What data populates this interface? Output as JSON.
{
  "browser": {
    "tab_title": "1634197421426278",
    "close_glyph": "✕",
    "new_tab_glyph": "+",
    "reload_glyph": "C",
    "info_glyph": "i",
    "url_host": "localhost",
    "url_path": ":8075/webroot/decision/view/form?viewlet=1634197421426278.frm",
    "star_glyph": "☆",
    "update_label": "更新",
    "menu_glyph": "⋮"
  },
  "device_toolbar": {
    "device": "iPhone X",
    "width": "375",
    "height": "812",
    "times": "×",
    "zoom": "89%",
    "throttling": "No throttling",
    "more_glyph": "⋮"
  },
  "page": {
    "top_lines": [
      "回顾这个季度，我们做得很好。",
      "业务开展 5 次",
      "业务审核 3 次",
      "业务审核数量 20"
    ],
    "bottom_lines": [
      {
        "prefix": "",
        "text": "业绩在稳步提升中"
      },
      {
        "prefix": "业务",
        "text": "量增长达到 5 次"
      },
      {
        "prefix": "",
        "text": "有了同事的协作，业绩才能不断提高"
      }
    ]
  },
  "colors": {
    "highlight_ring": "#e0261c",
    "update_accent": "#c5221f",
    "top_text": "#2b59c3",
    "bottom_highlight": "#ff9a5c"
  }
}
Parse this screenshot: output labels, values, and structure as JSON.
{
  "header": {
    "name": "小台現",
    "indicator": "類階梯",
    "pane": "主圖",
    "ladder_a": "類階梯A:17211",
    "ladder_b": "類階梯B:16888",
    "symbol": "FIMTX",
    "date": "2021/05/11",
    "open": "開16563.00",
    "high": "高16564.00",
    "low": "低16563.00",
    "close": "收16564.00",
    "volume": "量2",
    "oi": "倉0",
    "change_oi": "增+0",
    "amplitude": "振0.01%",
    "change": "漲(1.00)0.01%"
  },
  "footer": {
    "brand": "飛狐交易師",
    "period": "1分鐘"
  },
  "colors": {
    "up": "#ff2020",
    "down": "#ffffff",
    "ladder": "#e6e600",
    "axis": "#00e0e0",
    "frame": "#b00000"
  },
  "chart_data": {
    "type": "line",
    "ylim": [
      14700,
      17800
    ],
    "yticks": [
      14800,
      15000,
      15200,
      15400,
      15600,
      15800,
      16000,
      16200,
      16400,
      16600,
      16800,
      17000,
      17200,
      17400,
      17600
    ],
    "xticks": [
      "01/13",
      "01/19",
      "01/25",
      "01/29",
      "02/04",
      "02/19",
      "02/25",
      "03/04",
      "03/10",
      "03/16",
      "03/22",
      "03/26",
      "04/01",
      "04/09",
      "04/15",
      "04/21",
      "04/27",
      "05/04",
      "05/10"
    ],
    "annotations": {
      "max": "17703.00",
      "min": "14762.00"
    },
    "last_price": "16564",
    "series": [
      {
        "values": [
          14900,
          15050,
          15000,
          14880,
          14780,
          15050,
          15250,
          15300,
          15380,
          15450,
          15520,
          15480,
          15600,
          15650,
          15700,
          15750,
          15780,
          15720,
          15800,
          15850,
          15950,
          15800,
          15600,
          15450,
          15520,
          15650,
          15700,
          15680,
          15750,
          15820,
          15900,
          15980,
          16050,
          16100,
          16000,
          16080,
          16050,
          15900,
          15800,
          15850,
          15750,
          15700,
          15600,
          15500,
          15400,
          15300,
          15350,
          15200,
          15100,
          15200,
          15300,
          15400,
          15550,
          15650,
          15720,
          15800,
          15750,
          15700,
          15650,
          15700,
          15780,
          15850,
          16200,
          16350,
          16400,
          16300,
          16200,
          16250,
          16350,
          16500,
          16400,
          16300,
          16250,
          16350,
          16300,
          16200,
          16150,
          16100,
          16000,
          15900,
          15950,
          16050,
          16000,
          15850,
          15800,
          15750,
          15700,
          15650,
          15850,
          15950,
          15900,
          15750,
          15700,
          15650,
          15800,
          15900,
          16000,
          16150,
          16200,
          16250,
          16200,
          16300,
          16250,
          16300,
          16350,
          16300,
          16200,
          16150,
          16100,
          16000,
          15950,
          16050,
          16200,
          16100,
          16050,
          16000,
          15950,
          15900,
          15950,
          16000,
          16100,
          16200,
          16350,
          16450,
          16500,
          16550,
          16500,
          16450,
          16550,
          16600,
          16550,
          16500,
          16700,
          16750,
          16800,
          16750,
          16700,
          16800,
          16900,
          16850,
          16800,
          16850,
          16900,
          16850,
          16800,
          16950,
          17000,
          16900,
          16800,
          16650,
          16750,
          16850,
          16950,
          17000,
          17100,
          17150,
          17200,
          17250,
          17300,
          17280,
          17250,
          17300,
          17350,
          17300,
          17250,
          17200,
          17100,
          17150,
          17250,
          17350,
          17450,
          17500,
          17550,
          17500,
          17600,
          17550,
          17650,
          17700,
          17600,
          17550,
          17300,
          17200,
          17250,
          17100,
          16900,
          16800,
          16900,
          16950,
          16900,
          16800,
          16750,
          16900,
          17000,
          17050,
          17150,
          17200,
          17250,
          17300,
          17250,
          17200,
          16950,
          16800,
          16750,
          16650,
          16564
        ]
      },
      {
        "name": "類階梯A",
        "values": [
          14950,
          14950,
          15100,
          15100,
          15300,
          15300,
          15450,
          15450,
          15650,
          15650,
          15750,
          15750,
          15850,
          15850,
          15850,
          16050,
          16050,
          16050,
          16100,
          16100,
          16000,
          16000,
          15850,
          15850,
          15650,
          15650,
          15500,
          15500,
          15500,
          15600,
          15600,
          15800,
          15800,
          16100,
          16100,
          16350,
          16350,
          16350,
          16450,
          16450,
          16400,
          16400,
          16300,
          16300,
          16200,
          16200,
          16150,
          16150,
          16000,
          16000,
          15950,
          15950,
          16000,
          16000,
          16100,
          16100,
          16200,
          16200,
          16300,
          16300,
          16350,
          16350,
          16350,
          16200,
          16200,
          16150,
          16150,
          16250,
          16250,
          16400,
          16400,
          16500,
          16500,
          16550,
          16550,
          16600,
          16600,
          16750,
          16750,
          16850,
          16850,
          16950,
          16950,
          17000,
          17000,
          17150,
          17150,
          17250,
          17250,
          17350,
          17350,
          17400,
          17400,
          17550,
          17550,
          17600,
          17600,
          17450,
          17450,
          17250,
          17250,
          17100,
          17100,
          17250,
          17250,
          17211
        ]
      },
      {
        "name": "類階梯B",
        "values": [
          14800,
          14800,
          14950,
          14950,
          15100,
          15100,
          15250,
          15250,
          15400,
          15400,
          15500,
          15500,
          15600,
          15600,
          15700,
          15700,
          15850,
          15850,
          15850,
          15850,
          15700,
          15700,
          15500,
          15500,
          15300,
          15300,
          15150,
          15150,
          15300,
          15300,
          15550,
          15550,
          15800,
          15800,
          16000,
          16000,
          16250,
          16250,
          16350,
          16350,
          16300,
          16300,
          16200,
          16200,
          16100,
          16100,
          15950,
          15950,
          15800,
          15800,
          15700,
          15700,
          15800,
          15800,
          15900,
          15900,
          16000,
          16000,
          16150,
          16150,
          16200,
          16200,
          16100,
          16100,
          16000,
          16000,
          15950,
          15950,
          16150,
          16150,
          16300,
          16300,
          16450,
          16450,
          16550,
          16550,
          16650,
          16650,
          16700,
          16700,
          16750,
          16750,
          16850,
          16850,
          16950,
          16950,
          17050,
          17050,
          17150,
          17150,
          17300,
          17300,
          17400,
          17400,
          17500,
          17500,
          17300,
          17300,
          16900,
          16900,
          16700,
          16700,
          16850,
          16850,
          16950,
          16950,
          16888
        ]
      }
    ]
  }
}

» Exercise requirements
Give an exact repetition of all the material.

» Task response
What data populates this interface? Output as JSON.
{
  "browser": {
    "tab_title": "1634197421426278",
    "close_glyph": "✕",
    "new_tab_glyph": "+",
    "reload_glyph": "C",
    "info_glyph": "i",
    "url_host": "localhost",
    "url_path": ":8075/webroot/decision/view/form?viewlet=1634197421426278.frm",
    "star_glyph": "☆",
    "update_label": "更新",
    "menu_glyph": "⋮"
  },
  "device_toolbar": {
    "device": "iPhone X",
    "width": "375",
    "height": "812",
    "times": "×",
    "zoom": "89%",
    "throttling": "No throttling",
    "more_glyph": "⋮"
  },
  "page": {
    "top_lines": [
      "回顾这个季度，我们做得很好。",
      "业务开展 5 次",
      "业务审核 3 次",
      "业务审核数量 20"
    ],
    "bottom_lines": [
      {
        "prefix": "",
        "text": "业绩在稳步提升中"
      },
      {
        "prefix": "业务",
        "text": "量增长达到 5 次"
      },
      {
        "prefix": "",
        "text": "有了同事的协作，业绩才能不断提高"
      }
    ]
  },
  "colors": {
    "highlight_ring": "#e0261c",
    "update_accent": "#c5221f",
    "top_text": "#2b59c3",
    "bottom_highlight": "#ff9a5c"
  }
}
Parse this screenshot: output labels, values, and structure as JSON.
{
  "header": {
    "name": "小台現",
    "indicator": "類階梯",
    "pane": "主圖",
    "ladder_a": "類階梯A:17211",
    "ladder_b": "類階梯B:16888",
    "symbol": "FIMTX",
    "date": "2021/05/11",
    "open": "開16563.00",
    "high": "高16564.00",
    "low": "低16563.00",
    "close": "收16564.00",
    "volume": "量2",
    "oi": "倉0",
    "change_oi": "增+0",
    "amplitude": "振0.01%",
    "change": "漲(1.00)0.01%"
  },
  "footer": {
    "brand": "飛狐交易師",
    "period": "1分鐘"
  },
  "colors": {
    "up": "#ff2020",
    "down": "#ffffff",
    "ladder": "#e6e600",
    "axis": "#00e0e0",
    "frame": "#b00000"
  },
  "chart_data": {
    "type": "line",
    "ylim": [
      14700,
      17800
    ],
    "yticks": [
      14800,
      15000,
      15200,
      15400,
      15600,
      15800,
      16000,
      16200,
      16400,
      16600,
      16800,
      17000,
      17200,
      17400,
      17600
    ],
    "xticks": [
      "01/13",
      "01/19",
      "01/25",
      "01/29",
      "02/04",
      "02/19",
      "02/25",
      "03/04",
      "03/10",
      "03/16",
      "03/22",
      "03/26",
      "04/01",
      "04/09",
      "04/15",
      "04/21",
      "04/27",
      "05/04",
      "05/10"
    ],
    "annotations": {
      "max": "17703.00",
      "min": "14762.00"
    },
    "last_price": "16564",
    "series": [
      {
        "values": [
          14900,
          15050,
          15000,
          14880,
          14780,
          15050,
          15250,
          15300,
          15380,
          15450,
          15520,
          15480,
          15600,
          15650,
          15700,
          15750,
          15780,
          15720,
          15800,
          15850,
          15950,
          15800,
          15600,
          15450,
          15520,
          15650,
          15700,
          15680,
          15750,
          15820,
          15900,
          15980,
          16050,
          16100,
          16000,
          16080,
          16050,
          15900,
          15800,
          15850,
          15750,
          15700,
          15600,
          15500,
          15400,
          15300,
          15350,
          15200,
          15100,
          15200,
          15300,
          15400,
          15550,
          15650,
          15720,
          15800,
          15750,
          15700,
          15650,
          15700,
          15780,
          15850,
          16200,
          16350,
          16400,
          16300,
          16200,
          16250,
          16350,
          16500,
          16400,
          16300,
          16250,
          16350,
          16300,
          16200,
          16150,
          16100,
          16000,
          15900,
          15950,
          16050,
          16000,
          15850,
          15800,
          15750,
          15700,
          15650,
          15850,
          15950,
          15900,
          15750,
          15700,
          15650,
          15800,
          15900,
          16000,
          16150,
          16200,
          16250,
          16200,
          16300,
          16250,
          16300,
          16350,
          16300,
          16200,
          16150,
          16100,
          16000,
          15950,
          16050,
          16200,
          16100,
          16050,
          16000,
          15950,
          15900,
          15950,
          16000,
          16100,
          16200,
          16350,
          16450,
          16500,
          16550,
          16500,
          16450,
          16550,
          16600,
          16550,
          16500,
          16700,
          16750,
          16800,
          16750,
          16700,
          16800,
          16900,
          16850,
          16800,
          16850,
          16900,
          16850,
          16800,
          16950,
          17000,
          16900,
          16800,
          16650,
          16750,
          16850,
          16950,
          17000,
          17100,
          17150,
          17200,
          17250,
          17300,
          17280,
          17250,
          17300,
          17350,
          17300,
          17250,
          17200,
          17100,
          17150,
          17250,
          17350,
          17450,
          17500,
          17550,
          17500,
          17600,
          17550,
          17650,
          17700,
          17600,
          17550,
          17300,
          17200,
          17250,
          17100,
          16900,
          16800,
          16900,
          16950,
          16900,
          16800,
          16750,
          16900,
          17000,
          17050,
          17150,
          17200,
          17250,
          17300,
          17250,
          17200,
          16950,
          16800,
          16750,
          16650,
          16564
        ]
      },
      {
        "name": "類階梯A",
        "values": [
          14950,
          14950,
          15100,
          15100,
          15300,
          15300,
          15450,
          15450,
          15650,
          15650,
          15750,
          15750,
          15850,
          15850,
          15850,
          16050,
          16050,
          16050,
          16100,
          16100,
          16000,
          16000,
          15850,
          15850,
          15650,
          15650,
          15500,
          15500,
          15500,
          15600,
          15600,
          15800,
          15800,
          16100,
          16100,
          16350,
          16350,
          16350,
          16450,
          16450,
          16400,
          16400,
          16300,
          16300,
          16200,
          16200,
          16150,
          16150,
          16000,
          16000,
          15950,
          15950,
          16000,
          16000,
          16100,
          16100,
          16200,
          16200,
          16300,
          16300,
          16350,
          16350,
          16350,
          16200,
          16200,
          16150,
          16150,
          16250,
          16250,
          16400,
          16400,
          16500,
          16500,
          16550,
          16550,
          16600,
          16600,
          16750,
          16750,
          16850,
          16850,
          16950,
          16950,
          17000,
          17000,
          17150,
          17150,
          17250,
          17250,
          17350,
          17350,
          17400,
          17400,
          17550,
          17550,
          17600,
          17600,
          17450,
          17450,
          17250,
          17250,
          17100,
          17100,
          17250,
          17250,
          17211
        ]
      },
      {
        "name": "類階梯B",
        "values": [
          14800,
          14800,
          14950,
          14950,
          15100,
          15100,
          15250,
          15250,
          15400,
          15400,
          15500,
          15500,
          15600,
          15600,
          15700,
          15700,
          15850,
          15850,
          15850,
          15850,
          15700,
          15700,
          15500,
          15500,
          15300,
          15300,
          15150,
          15150,
          15300,
          15300,
          15550,
          15550,
          15800,
          15800,
          16000,
          16000,
          16250,
          16250,
          16350,
          16350,
          16300,
          16300,
          16200,
          16200,
          16100,
          16100,
          15950,
          15950,
          15800,
          15800,
          15700,
          15700,
          15800,
          15800,
          15900,
          15900,
          16000,
          16000,
          16150,
          16150,
          16200,
          16200,
          16100,
          16100,
          16000,
          16000,
          15950,
          15950,
          16150,
          16150,
          16300,
          16300,
          16450,
          16450,
          16550,
          16550,
          16650,
          16650,
          16700,
          16700,
          16750,
          16750,
          16850,
          16850,
          16950,
          16950,
          17050,
          17050,
          17150,
          17150,
          17300,
          17300,
          17400,
          17400,
          17500,
          17500,
          17300,
          17300,
          16900,
          16900,
          16700,
          16700,
          16850,
          16850,
          16950,
          16950,
          16888
        ]
      }
    ]
  }
}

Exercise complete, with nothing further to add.